LISTING -
:::::

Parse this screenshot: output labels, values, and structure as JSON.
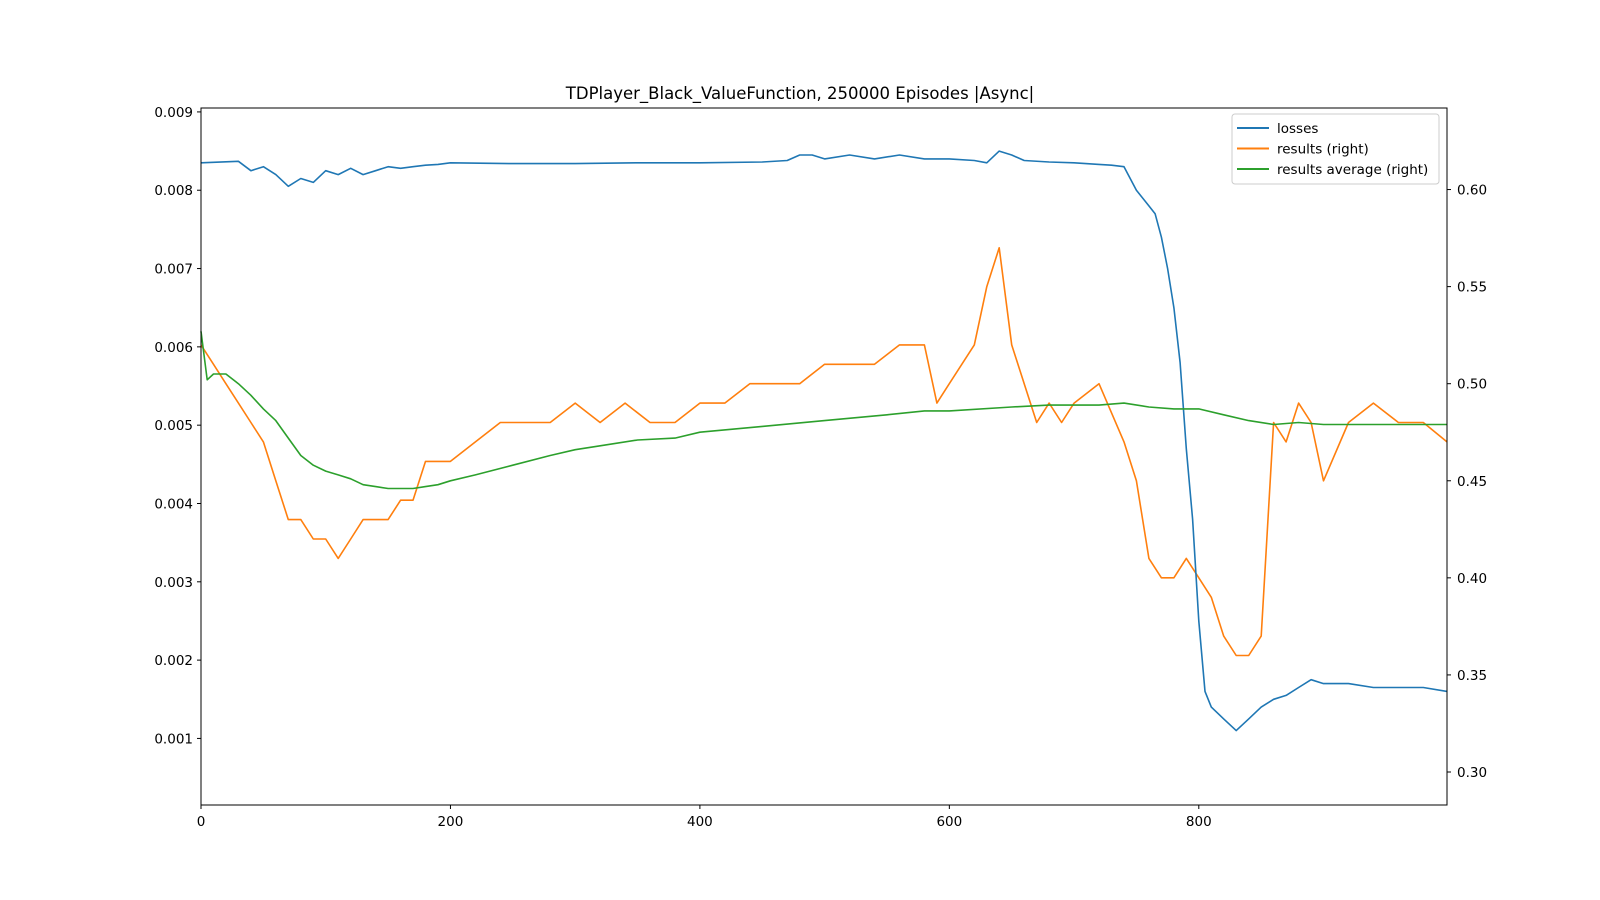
{
  "chart_data": {
    "type": "line",
    "title": "TDPlayer_Black_ValueFunction, 250000 Episodes |Async|",
    "xlabel": "",
    "ylabel": "",
    "xlim": [
      0,
      999
    ],
    "ylim_left": [
      0.00015,
      0.00905
    ],
    "ylim_right": [
      0.283,
      0.642
    ],
    "x_ticks": [
      0,
      200,
      400,
      600,
      800
    ],
    "y_ticks_left": [
      0.001,
      0.002,
      0.003,
      0.004,
      0.005,
      0.006,
      0.007,
      0.008,
      0.009
    ],
    "y_ticks_left_labels": [
      "0.001",
      "0.002",
      "0.003",
      "0.004",
      "0.005",
      "0.006",
      "0.007",
      "0.008",
      "0.009"
    ],
    "y_ticks_right": [
      0.3,
      0.35,
      0.4,
      0.45,
      0.5,
      0.55,
      0.6
    ],
    "y_ticks_right_labels": [
      "0.30",
      "0.35",
      "0.40",
      "0.45",
      "0.50",
      "0.55",
      "0.60"
    ],
    "grid": false,
    "legend_position": "top-right",
    "series": [
      {
        "name": "losses",
        "axis": "left",
        "color": "#1f77b4",
        "x": [
          0,
          30,
          40,
          50,
          60,
          70,
          80,
          90,
          100,
          110,
          120,
          130,
          140,
          150,
          160,
          170,
          180,
          190,
          200,
          250,
          300,
          350,
          400,
          450,
          470,
          480,
          490,
          500,
          520,
          540,
          560,
          580,
          600,
          620,
          630,
          640,
          650,
          660,
          680,
          700,
          720,
          730,
          740,
          750,
          760,
          765,
          770,
          775,
          780,
          785,
          790,
          795,
          800,
          805,
          810,
          820,
          830,
          840,
          850,
          860,
          870,
          880,
          890,
          900,
          920,
          940,
          960,
          980,
          999
        ],
        "values": [
          0.00835,
          0.00837,
          0.00825,
          0.0083,
          0.0082,
          0.00805,
          0.00815,
          0.0081,
          0.00825,
          0.0082,
          0.00828,
          0.0082,
          0.00825,
          0.0083,
          0.00828,
          0.0083,
          0.00832,
          0.00833,
          0.00835,
          0.00834,
          0.00834,
          0.00835,
          0.00835,
          0.00836,
          0.00838,
          0.00845,
          0.00845,
          0.0084,
          0.00845,
          0.0084,
          0.00845,
          0.0084,
          0.0084,
          0.00838,
          0.00835,
          0.0085,
          0.00845,
          0.00838,
          0.00836,
          0.00835,
          0.00833,
          0.00832,
          0.0083,
          0.008,
          0.0078,
          0.0077,
          0.0074,
          0.007,
          0.0065,
          0.0058,
          0.0047,
          0.0038,
          0.0025,
          0.0016,
          0.0014,
          0.00125,
          0.0011,
          0.00125,
          0.0014,
          0.0015,
          0.00155,
          0.00165,
          0.00175,
          0.0017,
          0.0017,
          0.00165,
          0.00165,
          0.00165,
          0.0016
        ]
      },
      {
        "name": "results (right)",
        "axis": "right",
        "color": "#ff7f0e",
        "x": [
          0,
          10,
          20,
          30,
          40,
          50,
          60,
          70,
          80,
          90,
          100,
          110,
          120,
          130,
          140,
          150,
          160,
          170,
          180,
          200,
          220,
          240,
          260,
          280,
          300,
          320,
          340,
          360,
          380,
          400,
          420,
          440,
          460,
          480,
          500,
          520,
          540,
          560,
          580,
          590,
          600,
          610,
          620,
          630,
          640,
          650,
          660,
          670,
          680,
          690,
          700,
          720,
          740,
          750,
          760,
          770,
          780,
          790,
          800,
          810,
          820,
          830,
          840,
          850,
          860,
          870,
          880,
          890,
          900,
          920,
          940,
          960,
          980,
          999
        ],
        "values": [
          0.52,
          0.51,
          0.5,
          0.49,
          0.48,
          0.47,
          0.45,
          0.43,
          0.43,
          0.42,
          0.42,
          0.41,
          0.42,
          0.43,
          0.43,
          0.43,
          0.44,
          0.44,
          0.46,
          0.46,
          0.47,
          0.48,
          0.48,
          0.48,
          0.49,
          0.48,
          0.49,
          0.48,
          0.48,
          0.49,
          0.49,
          0.5,
          0.5,
          0.5,
          0.51,
          0.51,
          0.51,
          0.52,
          0.52,
          0.49,
          0.5,
          0.51,
          0.52,
          0.55,
          0.57,
          0.52,
          0.5,
          0.48,
          0.49,
          0.48,
          0.49,
          0.5,
          0.47,
          0.45,
          0.41,
          0.4,
          0.4,
          0.41,
          0.4,
          0.39,
          0.37,
          0.36,
          0.36,
          0.37,
          0.48,
          0.47,
          0.49,
          0.48,
          0.45,
          0.48,
          0.49,
          0.48,
          0.48,
          0.47
        ]
      },
      {
        "name": "results average (right)",
        "axis": "right",
        "color": "#2ca02c",
        "x": [
          0,
          5,
          10,
          20,
          30,
          40,
          50,
          60,
          70,
          80,
          90,
          100,
          110,
          120,
          130,
          140,
          150,
          160,
          170,
          180,
          190,
          200,
          220,
          250,
          280,
          300,
          320,
          350,
          380,
          400,
          450,
          500,
          550,
          580,
          600,
          650,
          680,
          700,
          720,
          740,
          760,
          780,
          800,
          820,
          840,
          860,
          880,
          900,
          920,
          940,
          960,
          980,
          999
        ],
        "values": [
          0.527,
          0.502,
          0.505,
          0.505,
          0.5,
          0.494,
          0.487,
          0.481,
          0.472,
          0.463,
          0.458,
          0.455,
          0.453,
          0.451,
          0.448,
          0.447,
          0.446,
          0.446,
          0.446,
          0.447,
          0.448,
          0.45,
          0.453,
          0.458,
          0.463,
          0.466,
          0.468,
          0.471,
          0.472,
          0.475,
          0.478,
          0.481,
          0.484,
          0.486,
          0.486,
          0.488,
          0.489,
          0.489,
          0.489,
          0.49,
          0.488,
          0.487,
          0.487,
          0.484,
          0.481,
          0.479,
          0.48,
          0.479,
          0.479,
          0.479,
          0.479,
          0.479,
          0.479
        ]
      }
    ]
  }
}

:::::

REQUIRED WORK - Your task is to return the entries above exactly, with no pictures.

RESULT FOR THIS TASK -
Parse this screenshot: output labels, values, and structure as JSON.
{
  "chart_data": {
    "type": "line",
    "title": "TDPlayer_Black_ValueFunction, 250000 Episodes |Async|",
    "xlabel": "",
    "ylabel": "",
    "xlim": [
      0,
      999
    ],
    "ylim_left": [
      0.00015,
      0.00905
    ],
    "ylim_right": [
      0.283,
      0.642
    ],
    "x_ticks": [
      0,
      200,
      400,
      600,
      800
    ],
    "y_ticks_left": [
      0.001,
      0.002,
      0.003,
      0.004,
      0.005,
      0.006,
      0.007,
      0.008,
      0.009
    ],
    "y_ticks_left_labels": [
      "0.001",
      "0.002",
      "0.003",
      "0.004",
      "0.005",
      "0.006",
      "0.007",
      "0.008",
      "0.009"
    ],
    "y_ticks_right": [
      0.3,
      0.35,
      0.4,
      0.45,
      0.5,
      0.55,
      0.6
    ],
    "y_ticks_right_labels": [
      "0.30",
      "0.35",
      "0.40",
      "0.45",
      "0.50",
      "0.55",
      "0.60"
    ],
    "grid": false,
    "legend_position": "top-right",
    "series": [
      {
        "name": "losses",
        "axis": "left",
        "color": "#1f77b4",
        "x": [
          0,
          30,
          40,
          50,
          60,
          70,
          80,
          90,
          100,
          110,
          120,
          130,
          140,
          150,
          160,
          170,
          180,
          190,
          200,
          250,
          300,
          350,
          400,
          450,
          470,
          480,
          490,
          500,
          520,
          540,
          560,
          580,
          600,
          620,
          630,
          640,
          650,
          660,
          680,
          700,
          720,
          730,
          740,
          750,
          760,
          765,
          770,
          775,
          780,
          785,
          790,
          795,
          800,
          805,
          810,
          820,
          830,
          840,
          850,
          860,
          870,
          880,
          890,
          900,
          920,
          940,
          960,
          980,
          999
        ],
        "values": [
          0.00835,
          0.00837,
          0.00825,
          0.0083,
          0.0082,
          0.00805,
          0.00815,
          0.0081,
          0.00825,
          0.0082,
          0.00828,
          0.0082,
          0.00825,
          0.0083,
          0.00828,
          0.0083,
          0.00832,
          0.00833,
          0.00835,
          0.00834,
          0.00834,
          0.00835,
          0.00835,
          0.00836,
          0.00838,
          0.00845,
          0.00845,
          0.0084,
          0.00845,
          0.0084,
          0.00845,
          0.0084,
          0.0084,
          0.00838,
          0.00835,
          0.0085,
          0.00845,
          0.00838,
          0.00836,
          0.00835,
          0.00833,
          0.00832,
          0.0083,
          0.008,
          0.0078,
          0.0077,
          0.0074,
          0.007,
          0.0065,
          0.0058,
          0.0047,
          0.0038,
          0.0025,
          0.0016,
          0.0014,
          0.00125,
          0.0011,
          0.00125,
          0.0014,
          0.0015,
          0.00155,
          0.00165,
          0.00175,
          0.0017,
          0.0017,
          0.00165,
          0.00165,
          0.00165,
          0.0016
        ]
      },
      {
        "name": "results (right)",
        "axis": "right",
        "color": "#ff7f0e",
        "x": [
          0,
          10,
          20,
          30,
          40,
          50,
          60,
          70,
          80,
          90,
          100,
          110,
          120,
          130,
          140,
          150,
          160,
          170,
          180,
          200,
          220,
          240,
          260,
          280,
          300,
          320,
          340,
          360,
          380,
          400,
          420,
          440,
          460,
          480,
          500,
          520,
          540,
          560,
          580,
          590,
          600,
          610,
          620,
          630,
          640,
          650,
          660,
          670,
          680,
          690,
          700,
          720,
          740,
          750,
          760,
          770,
          780,
          790,
          800,
          810,
          820,
          830,
          840,
          850,
          860,
          870,
          880,
          890,
          900,
          920,
          940,
          960,
          980,
          999
        ],
        "values": [
          0.52,
          0.51,
          0.5,
          0.49,
          0.48,
          0.47,
          0.45,
          0.43,
          0.43,
          0.42,
          0.42,
          0.41,
          0.42,
          0.43,
          0.43,
          0.43,
          0.44,
          0.44,
          0.46,
          0.46,
          0.47,
          0.48,
          0.48,
          0.48,
          0.49,
          0.48,
          0.49,
          0.48,
          0.48,
          0.49,
          0.49,
          0.5,
          0.5,
          0.5,
          0.51,
          0.51,
          0.51,
          0.52,
          0.52,
          0.49,
          0.5,
          0.51,
          0.52,
          0.55,
          0.57,
          0.52,
          0.5,
          0.48,
          0.49,
          0.48,
          0.49,
          0.5,
          0.47,
          0.45,
          0.41,
          0.4,
          0.4,
          0.41,
          0.4,
          0.39,
          0.37,
          0.36,
          0.36,
          0.37,
          0.48,
          0.47,
          0.49,
          0.48,
          0.45,
          0.48,
          0.49,
          0.48,
          0.48,
          0.47
        ]
      },
      {
        "name": "results average (right)",
        "axis": "right",
        "color": "#2ca02c",
        "x": [
          0,
          5,
          10,
          20,
          30,
          40,
          50,
          60,
          70,
          80,
          90,
          100,
          110,
          120,
          130,
          140,
          150,
          160,
          170,
          180,
          190,
          200,
          220,
          250,
          280,
          300,
          320,
          350,
          380,
          400,
          450,
          500,
          550,
          580,
          600,
          650,
          680,
          700,
          720,
          740,
          760,
          780,
          800,
          820,
          840,
          860,
          880,
          900,
          920,
          940,
          960,
          980,
          999
        ],
        "values": [
          0.527,
          0.502,
          0.505,
          0.505,
          0.5,
          0.494,
          0.487,
          0.481,
          0.472,
          0.463,
          0.458,
          0.455,
          0.453,
          0.451,
          0.448,
          0.447,
          0.446,
          0.446,
          0.446,
          0.447,
          0.448,
          0.45,
          0.453,
          0.458,
          0.463,
          0.466,
          0.468,
          0.471,
          0.472,
          0.475,
          0.478,
          0.481,
          0.484,
          0.486,
          0.486,
          0.488,
          0.489,
          0.489,
          0.489,
          0.49,
          0.488,
          0.487,
          0.487,
          0.484,
          0.481,
          0.479,
          0.48,
          0.479,
          0.479,
          0.479,
          0.479,
          0.479,
          0.479
        ]
      }
    ]
  }
}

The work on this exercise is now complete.